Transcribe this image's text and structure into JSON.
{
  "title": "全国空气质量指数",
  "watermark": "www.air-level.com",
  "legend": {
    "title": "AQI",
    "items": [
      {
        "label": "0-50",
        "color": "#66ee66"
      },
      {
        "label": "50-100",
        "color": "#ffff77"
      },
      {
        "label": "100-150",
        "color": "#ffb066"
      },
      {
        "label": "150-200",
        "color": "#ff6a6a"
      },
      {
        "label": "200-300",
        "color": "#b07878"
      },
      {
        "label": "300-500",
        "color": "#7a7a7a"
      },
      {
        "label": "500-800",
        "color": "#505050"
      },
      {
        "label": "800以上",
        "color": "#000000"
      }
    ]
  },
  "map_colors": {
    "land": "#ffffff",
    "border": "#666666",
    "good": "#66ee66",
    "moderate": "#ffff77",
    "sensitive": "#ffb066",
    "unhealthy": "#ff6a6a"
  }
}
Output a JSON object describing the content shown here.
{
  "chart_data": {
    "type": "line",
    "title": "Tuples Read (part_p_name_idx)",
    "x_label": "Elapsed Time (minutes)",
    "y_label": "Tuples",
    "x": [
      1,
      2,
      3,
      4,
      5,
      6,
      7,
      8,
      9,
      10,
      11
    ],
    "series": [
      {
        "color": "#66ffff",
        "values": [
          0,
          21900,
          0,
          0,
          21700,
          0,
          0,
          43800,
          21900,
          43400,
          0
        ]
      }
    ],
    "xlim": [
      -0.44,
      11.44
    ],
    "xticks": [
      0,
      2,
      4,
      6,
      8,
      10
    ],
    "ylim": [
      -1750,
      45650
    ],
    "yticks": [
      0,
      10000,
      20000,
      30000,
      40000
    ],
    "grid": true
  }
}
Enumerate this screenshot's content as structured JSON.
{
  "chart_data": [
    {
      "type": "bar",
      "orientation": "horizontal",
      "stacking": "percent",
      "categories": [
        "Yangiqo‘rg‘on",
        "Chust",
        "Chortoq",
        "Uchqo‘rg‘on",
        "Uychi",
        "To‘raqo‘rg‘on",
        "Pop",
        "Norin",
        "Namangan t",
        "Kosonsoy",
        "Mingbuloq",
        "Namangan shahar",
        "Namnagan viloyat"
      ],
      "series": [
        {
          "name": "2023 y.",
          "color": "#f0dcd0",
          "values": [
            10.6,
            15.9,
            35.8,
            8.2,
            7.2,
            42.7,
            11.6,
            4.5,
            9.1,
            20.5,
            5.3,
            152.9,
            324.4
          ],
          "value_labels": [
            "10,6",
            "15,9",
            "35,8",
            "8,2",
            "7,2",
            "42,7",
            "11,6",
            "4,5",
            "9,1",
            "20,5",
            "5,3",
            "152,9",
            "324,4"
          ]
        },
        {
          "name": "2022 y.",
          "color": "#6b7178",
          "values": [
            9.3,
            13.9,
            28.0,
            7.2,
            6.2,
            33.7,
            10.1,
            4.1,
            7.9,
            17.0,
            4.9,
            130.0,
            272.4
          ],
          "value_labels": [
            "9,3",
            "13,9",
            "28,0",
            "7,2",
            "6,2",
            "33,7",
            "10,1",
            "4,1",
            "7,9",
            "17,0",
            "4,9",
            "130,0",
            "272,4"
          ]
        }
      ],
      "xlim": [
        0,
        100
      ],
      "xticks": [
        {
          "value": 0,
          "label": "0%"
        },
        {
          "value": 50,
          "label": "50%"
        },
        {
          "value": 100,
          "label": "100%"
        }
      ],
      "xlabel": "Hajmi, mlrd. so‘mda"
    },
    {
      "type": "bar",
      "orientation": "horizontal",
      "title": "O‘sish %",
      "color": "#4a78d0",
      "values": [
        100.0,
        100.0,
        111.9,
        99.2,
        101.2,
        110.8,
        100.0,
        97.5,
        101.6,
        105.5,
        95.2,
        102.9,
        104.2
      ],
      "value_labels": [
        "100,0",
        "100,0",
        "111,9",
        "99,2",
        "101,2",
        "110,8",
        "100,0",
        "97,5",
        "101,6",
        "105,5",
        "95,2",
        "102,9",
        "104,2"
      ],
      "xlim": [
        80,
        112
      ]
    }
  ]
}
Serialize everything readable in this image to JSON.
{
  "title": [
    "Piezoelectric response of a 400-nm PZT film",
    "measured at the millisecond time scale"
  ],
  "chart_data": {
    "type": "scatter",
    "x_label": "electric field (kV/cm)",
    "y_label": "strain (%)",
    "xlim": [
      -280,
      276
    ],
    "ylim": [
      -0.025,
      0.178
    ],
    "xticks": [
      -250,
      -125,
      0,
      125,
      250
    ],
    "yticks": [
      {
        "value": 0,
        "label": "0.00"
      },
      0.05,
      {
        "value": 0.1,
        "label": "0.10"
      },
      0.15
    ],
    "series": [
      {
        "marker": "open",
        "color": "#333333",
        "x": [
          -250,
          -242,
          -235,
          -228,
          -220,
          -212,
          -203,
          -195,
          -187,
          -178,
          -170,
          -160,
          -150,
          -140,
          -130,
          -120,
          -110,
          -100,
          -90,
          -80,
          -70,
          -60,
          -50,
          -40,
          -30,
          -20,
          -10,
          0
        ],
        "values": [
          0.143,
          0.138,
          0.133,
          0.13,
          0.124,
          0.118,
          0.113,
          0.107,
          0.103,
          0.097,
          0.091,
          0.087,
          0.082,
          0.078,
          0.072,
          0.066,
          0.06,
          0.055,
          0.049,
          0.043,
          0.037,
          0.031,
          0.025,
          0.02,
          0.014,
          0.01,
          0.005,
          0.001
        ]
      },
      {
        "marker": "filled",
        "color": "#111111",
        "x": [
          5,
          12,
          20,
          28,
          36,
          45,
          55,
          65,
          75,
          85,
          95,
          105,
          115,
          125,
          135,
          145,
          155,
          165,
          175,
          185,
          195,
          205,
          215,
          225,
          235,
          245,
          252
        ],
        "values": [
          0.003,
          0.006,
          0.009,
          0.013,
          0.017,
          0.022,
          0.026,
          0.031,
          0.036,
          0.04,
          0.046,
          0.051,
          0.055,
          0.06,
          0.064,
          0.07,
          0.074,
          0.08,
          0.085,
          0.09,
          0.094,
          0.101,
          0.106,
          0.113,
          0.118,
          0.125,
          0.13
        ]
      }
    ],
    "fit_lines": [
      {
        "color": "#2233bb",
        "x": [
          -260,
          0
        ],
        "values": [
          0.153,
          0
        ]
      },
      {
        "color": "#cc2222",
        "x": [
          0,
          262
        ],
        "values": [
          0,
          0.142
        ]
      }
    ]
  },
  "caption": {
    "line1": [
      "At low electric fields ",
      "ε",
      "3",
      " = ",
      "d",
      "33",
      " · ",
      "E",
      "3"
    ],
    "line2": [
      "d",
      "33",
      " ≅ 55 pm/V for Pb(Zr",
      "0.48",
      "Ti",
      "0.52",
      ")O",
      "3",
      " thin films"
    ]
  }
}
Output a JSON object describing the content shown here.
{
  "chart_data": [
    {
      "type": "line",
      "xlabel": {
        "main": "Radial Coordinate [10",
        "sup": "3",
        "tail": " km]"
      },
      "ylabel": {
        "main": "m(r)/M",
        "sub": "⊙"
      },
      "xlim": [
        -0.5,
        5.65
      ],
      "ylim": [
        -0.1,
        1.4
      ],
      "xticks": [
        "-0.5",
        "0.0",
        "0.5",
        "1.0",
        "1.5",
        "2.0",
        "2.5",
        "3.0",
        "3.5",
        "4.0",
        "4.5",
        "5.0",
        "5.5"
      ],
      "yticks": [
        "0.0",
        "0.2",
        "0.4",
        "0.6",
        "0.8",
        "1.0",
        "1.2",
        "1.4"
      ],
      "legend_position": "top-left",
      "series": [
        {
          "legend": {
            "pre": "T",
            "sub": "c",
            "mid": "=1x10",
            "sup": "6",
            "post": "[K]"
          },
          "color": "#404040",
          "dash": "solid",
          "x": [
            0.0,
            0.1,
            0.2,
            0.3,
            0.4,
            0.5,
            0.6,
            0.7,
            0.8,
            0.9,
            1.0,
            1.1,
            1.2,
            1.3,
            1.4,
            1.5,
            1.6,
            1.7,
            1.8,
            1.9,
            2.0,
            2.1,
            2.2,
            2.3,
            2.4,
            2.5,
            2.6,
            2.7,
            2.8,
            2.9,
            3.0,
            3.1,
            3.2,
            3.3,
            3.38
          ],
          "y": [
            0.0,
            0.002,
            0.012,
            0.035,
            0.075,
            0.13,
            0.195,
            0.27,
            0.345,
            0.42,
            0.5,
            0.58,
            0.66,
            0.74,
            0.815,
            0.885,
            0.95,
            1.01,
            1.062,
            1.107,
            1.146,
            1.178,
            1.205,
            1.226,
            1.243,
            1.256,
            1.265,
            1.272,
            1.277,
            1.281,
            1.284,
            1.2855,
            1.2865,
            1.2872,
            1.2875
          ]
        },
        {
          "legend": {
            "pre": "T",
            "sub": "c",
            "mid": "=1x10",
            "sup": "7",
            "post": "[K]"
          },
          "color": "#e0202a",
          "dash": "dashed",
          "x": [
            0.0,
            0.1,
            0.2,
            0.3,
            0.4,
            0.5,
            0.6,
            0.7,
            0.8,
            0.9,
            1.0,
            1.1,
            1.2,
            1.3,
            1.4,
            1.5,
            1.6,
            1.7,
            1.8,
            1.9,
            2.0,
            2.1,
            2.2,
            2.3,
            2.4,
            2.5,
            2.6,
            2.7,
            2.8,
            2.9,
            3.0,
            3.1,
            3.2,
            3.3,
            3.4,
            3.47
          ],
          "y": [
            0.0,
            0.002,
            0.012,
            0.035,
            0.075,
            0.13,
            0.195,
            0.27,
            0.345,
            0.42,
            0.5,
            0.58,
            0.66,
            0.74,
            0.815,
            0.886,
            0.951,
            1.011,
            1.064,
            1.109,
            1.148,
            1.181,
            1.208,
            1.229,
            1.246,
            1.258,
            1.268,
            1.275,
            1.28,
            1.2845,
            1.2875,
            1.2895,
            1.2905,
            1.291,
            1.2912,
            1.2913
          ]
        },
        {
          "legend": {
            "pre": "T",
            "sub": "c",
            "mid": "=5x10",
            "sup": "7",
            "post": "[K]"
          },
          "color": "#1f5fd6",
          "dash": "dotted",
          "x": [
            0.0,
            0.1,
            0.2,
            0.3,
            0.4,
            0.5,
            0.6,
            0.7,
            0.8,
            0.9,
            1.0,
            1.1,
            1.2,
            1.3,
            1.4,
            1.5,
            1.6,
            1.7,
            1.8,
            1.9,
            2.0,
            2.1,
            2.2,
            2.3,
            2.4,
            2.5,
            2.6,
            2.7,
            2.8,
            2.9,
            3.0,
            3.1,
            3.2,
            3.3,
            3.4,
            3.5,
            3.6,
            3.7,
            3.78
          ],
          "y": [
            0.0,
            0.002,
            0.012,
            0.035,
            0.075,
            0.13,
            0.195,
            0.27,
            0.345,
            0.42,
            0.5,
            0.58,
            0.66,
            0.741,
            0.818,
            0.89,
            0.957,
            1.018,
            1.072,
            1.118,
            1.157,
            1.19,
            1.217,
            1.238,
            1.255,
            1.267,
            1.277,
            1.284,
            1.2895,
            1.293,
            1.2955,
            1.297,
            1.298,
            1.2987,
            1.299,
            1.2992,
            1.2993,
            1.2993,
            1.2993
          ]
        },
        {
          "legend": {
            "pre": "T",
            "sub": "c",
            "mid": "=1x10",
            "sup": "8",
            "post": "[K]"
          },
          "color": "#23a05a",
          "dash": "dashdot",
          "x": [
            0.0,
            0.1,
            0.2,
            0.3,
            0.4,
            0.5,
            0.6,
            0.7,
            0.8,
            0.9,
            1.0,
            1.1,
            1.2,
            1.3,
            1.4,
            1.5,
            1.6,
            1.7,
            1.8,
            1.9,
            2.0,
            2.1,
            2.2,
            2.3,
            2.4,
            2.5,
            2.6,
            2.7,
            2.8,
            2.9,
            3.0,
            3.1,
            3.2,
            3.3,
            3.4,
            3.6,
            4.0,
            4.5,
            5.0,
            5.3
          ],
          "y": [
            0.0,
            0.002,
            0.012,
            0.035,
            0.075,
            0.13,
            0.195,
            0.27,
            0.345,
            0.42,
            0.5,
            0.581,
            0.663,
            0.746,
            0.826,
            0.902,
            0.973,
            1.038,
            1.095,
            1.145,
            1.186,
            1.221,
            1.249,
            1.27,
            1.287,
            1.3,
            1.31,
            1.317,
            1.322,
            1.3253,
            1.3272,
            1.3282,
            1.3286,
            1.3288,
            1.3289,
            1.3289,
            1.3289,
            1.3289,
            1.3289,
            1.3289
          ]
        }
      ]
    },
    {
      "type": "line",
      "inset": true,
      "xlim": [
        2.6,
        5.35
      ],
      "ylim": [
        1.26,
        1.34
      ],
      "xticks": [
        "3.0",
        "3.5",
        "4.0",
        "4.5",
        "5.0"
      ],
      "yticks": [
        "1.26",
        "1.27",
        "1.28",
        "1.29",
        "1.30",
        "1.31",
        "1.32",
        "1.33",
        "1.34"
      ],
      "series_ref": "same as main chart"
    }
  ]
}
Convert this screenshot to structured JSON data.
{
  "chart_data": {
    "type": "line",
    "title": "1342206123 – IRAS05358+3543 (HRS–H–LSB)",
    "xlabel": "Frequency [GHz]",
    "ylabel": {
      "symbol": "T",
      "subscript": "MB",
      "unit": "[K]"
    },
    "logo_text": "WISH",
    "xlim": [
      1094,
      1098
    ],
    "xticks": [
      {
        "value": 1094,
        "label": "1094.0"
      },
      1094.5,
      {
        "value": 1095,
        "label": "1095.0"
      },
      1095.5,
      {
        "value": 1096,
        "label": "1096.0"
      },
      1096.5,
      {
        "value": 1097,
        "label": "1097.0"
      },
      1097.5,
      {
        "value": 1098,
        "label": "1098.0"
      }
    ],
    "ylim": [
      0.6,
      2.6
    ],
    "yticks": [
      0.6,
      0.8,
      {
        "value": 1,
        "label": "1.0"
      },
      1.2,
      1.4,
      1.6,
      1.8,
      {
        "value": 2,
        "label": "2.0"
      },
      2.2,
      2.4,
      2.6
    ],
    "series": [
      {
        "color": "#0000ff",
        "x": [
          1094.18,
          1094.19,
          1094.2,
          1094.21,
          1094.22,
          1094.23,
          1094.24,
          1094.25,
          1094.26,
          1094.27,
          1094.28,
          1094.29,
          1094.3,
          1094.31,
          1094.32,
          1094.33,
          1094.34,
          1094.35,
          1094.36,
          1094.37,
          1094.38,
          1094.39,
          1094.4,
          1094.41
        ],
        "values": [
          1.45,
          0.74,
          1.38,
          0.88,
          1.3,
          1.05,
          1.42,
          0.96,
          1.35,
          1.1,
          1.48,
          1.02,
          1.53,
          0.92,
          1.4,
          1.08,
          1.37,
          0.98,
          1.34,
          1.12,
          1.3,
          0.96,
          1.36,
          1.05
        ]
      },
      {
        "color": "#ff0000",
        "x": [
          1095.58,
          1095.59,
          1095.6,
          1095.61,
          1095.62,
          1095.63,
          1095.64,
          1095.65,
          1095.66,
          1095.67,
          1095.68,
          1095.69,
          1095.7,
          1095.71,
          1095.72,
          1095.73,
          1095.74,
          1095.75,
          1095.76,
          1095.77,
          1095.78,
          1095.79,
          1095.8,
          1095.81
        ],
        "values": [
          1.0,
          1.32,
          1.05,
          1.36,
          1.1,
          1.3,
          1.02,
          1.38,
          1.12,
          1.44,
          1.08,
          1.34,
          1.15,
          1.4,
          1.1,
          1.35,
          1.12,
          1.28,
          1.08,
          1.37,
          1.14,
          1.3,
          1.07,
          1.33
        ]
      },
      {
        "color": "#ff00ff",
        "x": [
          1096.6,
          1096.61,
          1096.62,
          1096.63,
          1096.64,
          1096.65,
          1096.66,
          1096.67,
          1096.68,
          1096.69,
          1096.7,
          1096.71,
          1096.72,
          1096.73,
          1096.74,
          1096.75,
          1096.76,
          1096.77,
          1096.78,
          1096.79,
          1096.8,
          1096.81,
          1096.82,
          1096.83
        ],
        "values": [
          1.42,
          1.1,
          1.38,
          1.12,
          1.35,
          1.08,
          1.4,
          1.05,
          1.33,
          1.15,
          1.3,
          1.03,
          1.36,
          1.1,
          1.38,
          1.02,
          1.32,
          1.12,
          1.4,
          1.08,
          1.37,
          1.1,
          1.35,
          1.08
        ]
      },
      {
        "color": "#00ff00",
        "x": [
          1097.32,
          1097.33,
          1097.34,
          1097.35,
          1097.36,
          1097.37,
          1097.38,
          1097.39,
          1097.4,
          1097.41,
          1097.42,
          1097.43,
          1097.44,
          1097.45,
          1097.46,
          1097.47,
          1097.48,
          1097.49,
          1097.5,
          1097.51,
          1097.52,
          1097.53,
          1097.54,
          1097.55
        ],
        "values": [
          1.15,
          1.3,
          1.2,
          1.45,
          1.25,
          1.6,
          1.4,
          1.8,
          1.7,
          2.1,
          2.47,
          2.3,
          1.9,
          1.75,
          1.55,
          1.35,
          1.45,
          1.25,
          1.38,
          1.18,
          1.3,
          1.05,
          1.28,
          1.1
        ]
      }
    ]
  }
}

### [WHAT NEEDS TO BE DONE]
Go over the data above and copy every line that has the word "main" in it.

### [SOLUTION TO THE EXERCISE]
        "main": "Radial Coordinate [10",
        "main": "m(r)/M",
      "series_ref": "same as main chart"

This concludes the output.